レーシングドライバー木下隆之のクルマ連載コラム

338LAP2023.04.19

「ワンメイクスペシャリスト」

レースを趣味と割り切り、サンデーレースを楽しむアマチュアドライバーの中には、トッププロドライバーを凌ぐタイムを叩き出す猛者もいる。通称「ワンメイクスペシャリスト」。小排気量の入門用マシンを操らせれば、脅威的な速さを披露するのだ。そんなドライバーを数多く見てきた木下隆之が分析する。

入門用カテゴリーからキャリアをスタート

古今東西、レースの入門用カテゴリーはツーリングカーと相場は決まっている。将来のF1を目指すと言う強い意志と志を持つドライバーは、レーシングカートから扉を開く…、と言うステップアップの筋道がないわけではないが、趣味性を含んだ入門パターンは、例えば日本ではヤリス(ヴィッツ)や86、あるいはロードスター。海外に目を移せば、ゴルフやポロやBMW318iあたりからレースの世界に足を踏み入れることになる。

表示データ —
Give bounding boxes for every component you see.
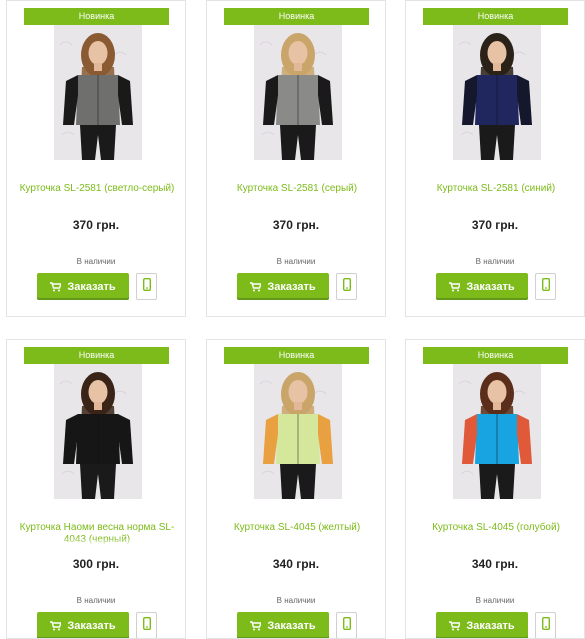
new-badge: Новинка xyxy=(423,347,568,364)
product-photo[interactable] xyxy=(453,25,541,160)
new-badge: Новинка xyxy=(224,8,369,25)
new-badge: Новинка xyxy=(24,8,169,25)
cart-icon xyxy=(50,620,62,631)
product-price: 340 грн. xyxy=(471,557,519,571)
phone-icon xyxy=(342,277,351,296)
stock-status: В наличии xyxy=(276,257,316,266)
product-price: 370 грн. xyxy=(72,218,120,232)
call-back-button[interactable] xyxy=(336,273,357,300)
phone-icon xyxy=(541,277,550,296)
product-photo[interactable] xyxy=(54,364,142,499)
phone-icon xyxy=(142,277,151,296)
order-button[interactable]: Заказать xyxy=(237,612,329,638)
order-button[interactable]: Заказать xyxy=(237,273,329,300)
order-button-label: Заказать xyxy=(67,280,116,293)
stock-status: В наличии xyxy=(76,257,116,266)
product-card: Новинка Курточка SL-2581 (серый) 370 грн… xyxy=(206,0,386,317)
new-badge: Новинка xyxy=(24,347,169,364)
call-back-button[interactable] xyxy=(136,273,157,300)
product-price: 300 грн. xyxy=(72,557,120,571)
product-photo[interactable] xyxy=(254,364,342,499)
phone-icon xyxy=(342,616,351,635)
new-badge: Новинка xyxy=(224,347,369,364)
new-badge: Новинка xyxy=(423,8,568,25)
stock-status: В наличии xyxy=(475,257,515,266)
product-price: 370 грн. xyxy=(471,218,519,232)
cart-icon xyxy=(449,281,461,292)
product-photo[interactable] xyxy=(254,25,342,160)
product-name-link[interactable]: Курточка Наоми весна норма SL-4043 (черн… xyxy=(15,522,179,546)
order-button-label: Заказать xyxy=(267,619,316,632)
phone-icon xyxy=(142,616,151,635)
order-button-label: Заказать xyxy=(466,619,515,632)
stock-status: В наличии xyxy=(276,596,316,605)
order-button-label: Заказать xyxy=(267,280,316,293)
order-button[interactable]: Заказать xyxy=(436,612,528,638)
cart-icon xyxy=(50,281,62,292)
product-photo[interactable] xyxy=(54,25,142,160)
stock-status: В наличии xyxy=(475,596,515,605)
product-price: 340 грн. xyxy=(272,557,320,571)
product-card: Новинка Курточка SL-4045 (голубой) 340 г… xyxy=(405,339,585,639)
product-name-link[interactable]: Курточка SL-4045 (желтый) xyxy=(215,522,379,546)
call-back-button[interactable] xyxy=(336,612,357,638)
order-button[interactable]: Заказать xyxy=(436,273,528,300)
call-back-button[interactable] xyxy=(535,273,556,300)
order-button-label: Заказать xyxy=(67,619,116,632)
product-card: Новинка Курточка SL-2581 (светло-серый) … xyxy=(6,0,186,317)
product-card: Новинка Курточка SL-4045 (желтый) 340 гр… xyxy=(206,339,386,639)
product-name-link[interactable]: Курточка SL-4045 (голубой) xyxy=(414,522,578,546)
product-name-link[interactable]: Курточка SL-2581 (светло-серый) xyxy=(15,183,179,207)
cart-icon xyxy=(250,281,262,292)
product-card: Новинка Курточка Наоми весна норма SL-40… xyxy=(6,339,186,639)
product-card: Новинка Курточка SL-2581 (синий) 370 грн… xyxy=(405,0,585,317)
order-button-label: Заказать xyxy=(466,280,515,293)
cart-icon xyxy=(250,620,262,631)
cart-icon xyxy=(449,620,461,631)
order-button[interactable]: Заказать xyxy=(37,612,129,638)
phone-icon xyxy=(541,616,550,635)
stock-status: В наличии xyxy=(76,596,116,605)
product-name-link[interactable]: Курточка SL-2581 (синий) xyxy=(414,183,578,207)
product-name-link[interactable]: Курточка SL-2581 (серый) xyxy=(215,183,379,207)
call-back-button[interactable] xyxy=(535,612,556,638)
product-photo[interactable] xyxy=(453,364,541,499)
product-price: 370 грн. xyxy=(272,218,320,232)
call-back-button[interactable] xyxy=(136,612,157,638)
order-button[interactable]: Заказать xyxy=(37,273,129,300)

必須課題 —
**a)** ワンメイクスペシャリストのコラムで、日本における趣味性を含んだ入門パターンとして挙げられている車種は何か。
**b)** ワンメイクスペシャリストのコラムを、最後の文のあとから書き継いでください。
記録はワンメイクスペシャリストのコラムとは別の資料である。

演習の解答 —
**a)** ヤリス(ヴィッツ)や86、あるいはロードスター。

**b)**
僕が若い頃も同様で、関東在住のドライバーの定番は「富士フレッシュマンシリーズ」が王道だった。あるいは筑波サーキットで展開されていた入門用シリーズを選ぶ。
レーシングカートから上を目指すルートは当時まだ確立されておらず、レーシングカートはカートコース、サーキットレースはサーキットからが暗黙の決まりごとのようだったように思う。鈴木利男選手や鈴木亜久里選手のように、レーシングカートから本格的なサーキットへ移行し大成したドライバーもいなくはなかったが、レーシングカートとサーキットレースの親和性は薄かったのだ。

だから、上を目指すのならばサーキットからスタートするのが一般的。つまり、富士フレッシュマンや筑波サーキットシリーズなどの「箱レース」からのステップアップを目論むことになる。
安価なクルマをベースに、ロールケージやバケットシートといった必要最低限の安全装備を組み込んだだけのローパワーの市販車が入門用となる。そこから成績を残しながら、少しずつ階段を登っていくのである。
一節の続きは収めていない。